Required task — Print the part of the experience maps article that starts with "Experience Maps: Unlocking" and goes on through "lot of data.", word for word.

Quoted text —
Experience Maps: Unlocking the Customer Journey

Experience maps present information collected through user research. They are documents that present data from all aspects of the user experience (both online and offline). Research produces task flows, scenarios, personas and a range of other artifacts. These documents are revealing but on their own can seem fragmented in relation to the process. In particular for projects with large teams or where there is a lot of data.

The Experience Map illustrates a customer’s entire experience with your product. It takes into account your user’s needs and emotions at each interaction or ‘touchpoint’. From this, we can understand the key interactions that have both a positive and negative impact on the user’s emotions.

In “The Value of Customer Journey Maps: A UX Designer’s Personal Journey”, Joel Flom gives an account of his personal experience and conversion to the utility of Experience Maps while working on a project for Boeing. He describes the essential elements of creating an effective experience map as the following:

  • They should be based on actual research. Assumptions and anecdotal evidence about the customer’s journey are not satisfactory. Ethnographic research and contextual inquiry are necessary to gain insight into what the customer experiences when dealing with your service or product.

Supplied data —
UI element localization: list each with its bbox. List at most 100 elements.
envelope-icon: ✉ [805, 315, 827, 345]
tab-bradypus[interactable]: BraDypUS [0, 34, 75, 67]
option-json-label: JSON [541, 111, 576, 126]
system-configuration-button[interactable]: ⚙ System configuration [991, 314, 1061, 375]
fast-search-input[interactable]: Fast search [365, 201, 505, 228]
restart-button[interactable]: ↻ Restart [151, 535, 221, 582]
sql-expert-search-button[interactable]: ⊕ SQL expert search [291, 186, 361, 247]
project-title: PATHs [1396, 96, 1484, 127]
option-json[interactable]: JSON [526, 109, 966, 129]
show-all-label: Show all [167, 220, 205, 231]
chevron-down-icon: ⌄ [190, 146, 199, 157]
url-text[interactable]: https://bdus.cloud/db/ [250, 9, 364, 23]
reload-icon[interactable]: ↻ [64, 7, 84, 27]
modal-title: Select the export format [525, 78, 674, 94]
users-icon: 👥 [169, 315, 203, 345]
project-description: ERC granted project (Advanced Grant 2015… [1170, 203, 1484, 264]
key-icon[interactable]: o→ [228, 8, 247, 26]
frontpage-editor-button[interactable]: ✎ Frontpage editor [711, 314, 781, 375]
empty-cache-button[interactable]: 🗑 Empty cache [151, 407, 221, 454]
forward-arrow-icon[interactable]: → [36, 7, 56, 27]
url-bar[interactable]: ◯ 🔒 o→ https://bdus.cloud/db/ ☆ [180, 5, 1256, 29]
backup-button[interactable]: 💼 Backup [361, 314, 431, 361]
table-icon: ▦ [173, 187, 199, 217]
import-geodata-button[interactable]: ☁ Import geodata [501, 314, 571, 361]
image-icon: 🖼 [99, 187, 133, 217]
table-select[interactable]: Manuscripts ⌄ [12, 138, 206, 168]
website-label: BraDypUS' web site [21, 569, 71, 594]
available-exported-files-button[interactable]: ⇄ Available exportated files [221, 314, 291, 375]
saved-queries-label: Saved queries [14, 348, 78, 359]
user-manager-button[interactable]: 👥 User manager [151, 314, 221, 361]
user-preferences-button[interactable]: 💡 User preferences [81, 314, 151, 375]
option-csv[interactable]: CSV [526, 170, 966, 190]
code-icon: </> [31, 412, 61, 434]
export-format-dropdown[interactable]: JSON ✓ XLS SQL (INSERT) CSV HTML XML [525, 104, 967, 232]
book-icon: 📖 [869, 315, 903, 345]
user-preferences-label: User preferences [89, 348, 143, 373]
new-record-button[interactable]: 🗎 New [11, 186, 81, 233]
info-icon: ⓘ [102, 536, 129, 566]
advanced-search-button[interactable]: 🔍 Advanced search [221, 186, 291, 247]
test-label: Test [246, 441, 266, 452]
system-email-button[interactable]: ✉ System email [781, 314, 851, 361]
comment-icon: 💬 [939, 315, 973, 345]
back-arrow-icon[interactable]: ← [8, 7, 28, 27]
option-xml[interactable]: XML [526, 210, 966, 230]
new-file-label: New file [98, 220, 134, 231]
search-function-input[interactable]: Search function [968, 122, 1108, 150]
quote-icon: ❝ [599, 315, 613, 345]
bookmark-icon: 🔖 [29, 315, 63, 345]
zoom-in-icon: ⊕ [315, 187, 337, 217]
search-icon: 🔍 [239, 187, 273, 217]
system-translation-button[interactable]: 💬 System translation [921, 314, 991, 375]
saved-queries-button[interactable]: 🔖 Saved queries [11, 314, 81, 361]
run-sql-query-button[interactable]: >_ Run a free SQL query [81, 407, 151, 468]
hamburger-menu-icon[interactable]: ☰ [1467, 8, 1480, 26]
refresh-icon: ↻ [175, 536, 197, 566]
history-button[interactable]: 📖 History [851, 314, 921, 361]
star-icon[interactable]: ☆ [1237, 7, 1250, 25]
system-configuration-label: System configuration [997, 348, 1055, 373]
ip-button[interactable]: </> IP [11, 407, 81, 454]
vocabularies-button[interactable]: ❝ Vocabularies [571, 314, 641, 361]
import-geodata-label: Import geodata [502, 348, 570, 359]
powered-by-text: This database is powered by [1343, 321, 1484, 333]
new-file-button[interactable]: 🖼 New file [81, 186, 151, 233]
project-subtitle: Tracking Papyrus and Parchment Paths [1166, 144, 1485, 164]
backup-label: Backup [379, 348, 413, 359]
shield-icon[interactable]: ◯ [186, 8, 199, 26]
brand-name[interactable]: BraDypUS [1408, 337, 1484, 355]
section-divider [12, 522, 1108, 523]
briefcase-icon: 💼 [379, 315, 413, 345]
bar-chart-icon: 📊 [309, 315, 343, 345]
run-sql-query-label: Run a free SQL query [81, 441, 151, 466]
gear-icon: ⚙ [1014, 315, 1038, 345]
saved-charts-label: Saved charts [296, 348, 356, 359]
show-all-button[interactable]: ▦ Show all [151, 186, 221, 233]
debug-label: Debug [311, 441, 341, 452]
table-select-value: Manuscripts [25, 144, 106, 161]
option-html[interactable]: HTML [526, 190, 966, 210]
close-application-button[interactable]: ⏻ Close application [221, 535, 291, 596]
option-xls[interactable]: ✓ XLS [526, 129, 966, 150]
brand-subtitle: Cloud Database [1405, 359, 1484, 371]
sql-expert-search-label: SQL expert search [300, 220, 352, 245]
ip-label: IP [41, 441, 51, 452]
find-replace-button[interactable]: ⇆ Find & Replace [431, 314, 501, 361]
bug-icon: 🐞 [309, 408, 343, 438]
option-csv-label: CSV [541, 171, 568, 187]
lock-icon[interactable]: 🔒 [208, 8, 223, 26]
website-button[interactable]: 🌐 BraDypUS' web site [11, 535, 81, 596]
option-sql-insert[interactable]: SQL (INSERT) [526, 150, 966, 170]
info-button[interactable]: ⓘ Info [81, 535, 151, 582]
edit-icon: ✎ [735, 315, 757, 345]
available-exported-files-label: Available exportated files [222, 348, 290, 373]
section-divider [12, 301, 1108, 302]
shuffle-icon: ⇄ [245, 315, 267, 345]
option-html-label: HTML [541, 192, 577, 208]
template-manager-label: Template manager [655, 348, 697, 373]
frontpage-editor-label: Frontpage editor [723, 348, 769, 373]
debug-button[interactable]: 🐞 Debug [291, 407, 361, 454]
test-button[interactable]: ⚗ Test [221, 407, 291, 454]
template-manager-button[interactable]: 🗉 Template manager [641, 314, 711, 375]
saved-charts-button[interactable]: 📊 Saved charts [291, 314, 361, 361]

Output —
Experience Maps: Unlocking the Customer Journey

Experience maps present information collected through user research. They are documents that present data from all aspects of the user experience (both online and offline). Research produces task flows, scenarios, personas and a range of other artifacts. These documents are revealing but on their own can seem fragmented in relation to the process. In particular for projects with large teams or where there is a lot of data.